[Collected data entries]
********************

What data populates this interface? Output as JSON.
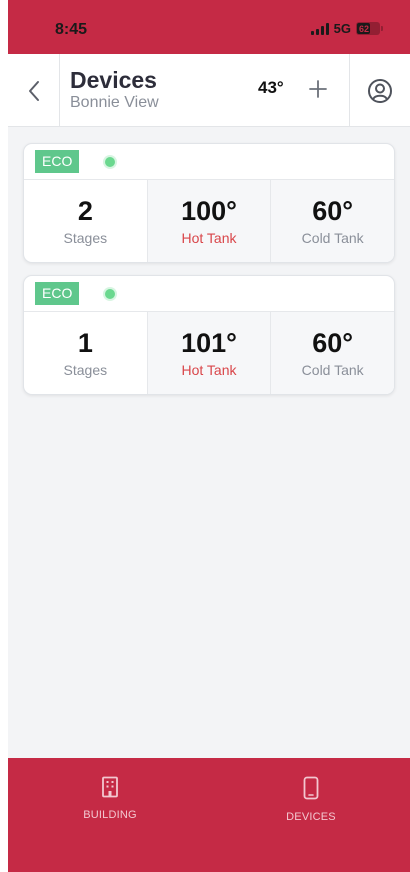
{
  "status_bar": {
    "time": "8:45",
    "network": "5G",
    "battery": "62"
  },
  "header": {
    "title": "Devices",
    "subtitle": "Bonnie View",
    "temperature": "43°"
  },
  "devices": [
    {
      "mode": "ECO",
      "status_color": "#6bd88f",
      "stages": {
        "value": "2",
        "label": "Stages"
      },
      "hot_tank": {
        "value": "100°",
        "label": "Hot Tank"
      },
      "cold_tank": {
        "value": "60°",
        "label": "Cold Tank"
      }
    },
    {
      "mode": "ECO",
      "status_color": "#6bd88f",
      "stages": {
        "value": "1",
        "label": "Stages"
      },
      "hot_tank": {
        "value": "101°",
        "label": "Hot Tank"
      },
      "cold_tank": {
        "value": "60°",
        "label": "Cold Tank"
      }
    }
  ],
  "bottom_nav": {
    "items": [
      {
        "label": "BUILDING",
        "icon": "building-icon"
      },
      {
        "label": "DEVICES",
        "icon": "phone-icon"
      }
    ]
  },
  "colors": {
    "brand": "#c52a45",
    "eco_badge": "#5fc78c",
    "hot_label": "#d9464a"
  }
}
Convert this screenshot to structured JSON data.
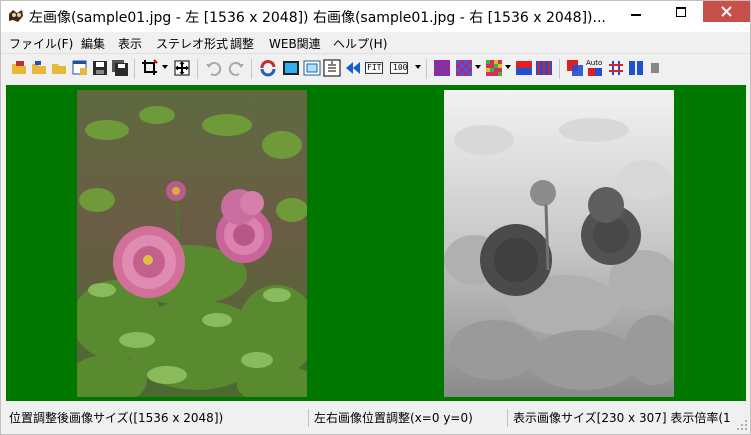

********************

Objective
Find the word "this" in the data and copy out each line where it turns up.

Solution
What data populates this interface? Output as JSON.
Convert this screenshot to structured JSON data.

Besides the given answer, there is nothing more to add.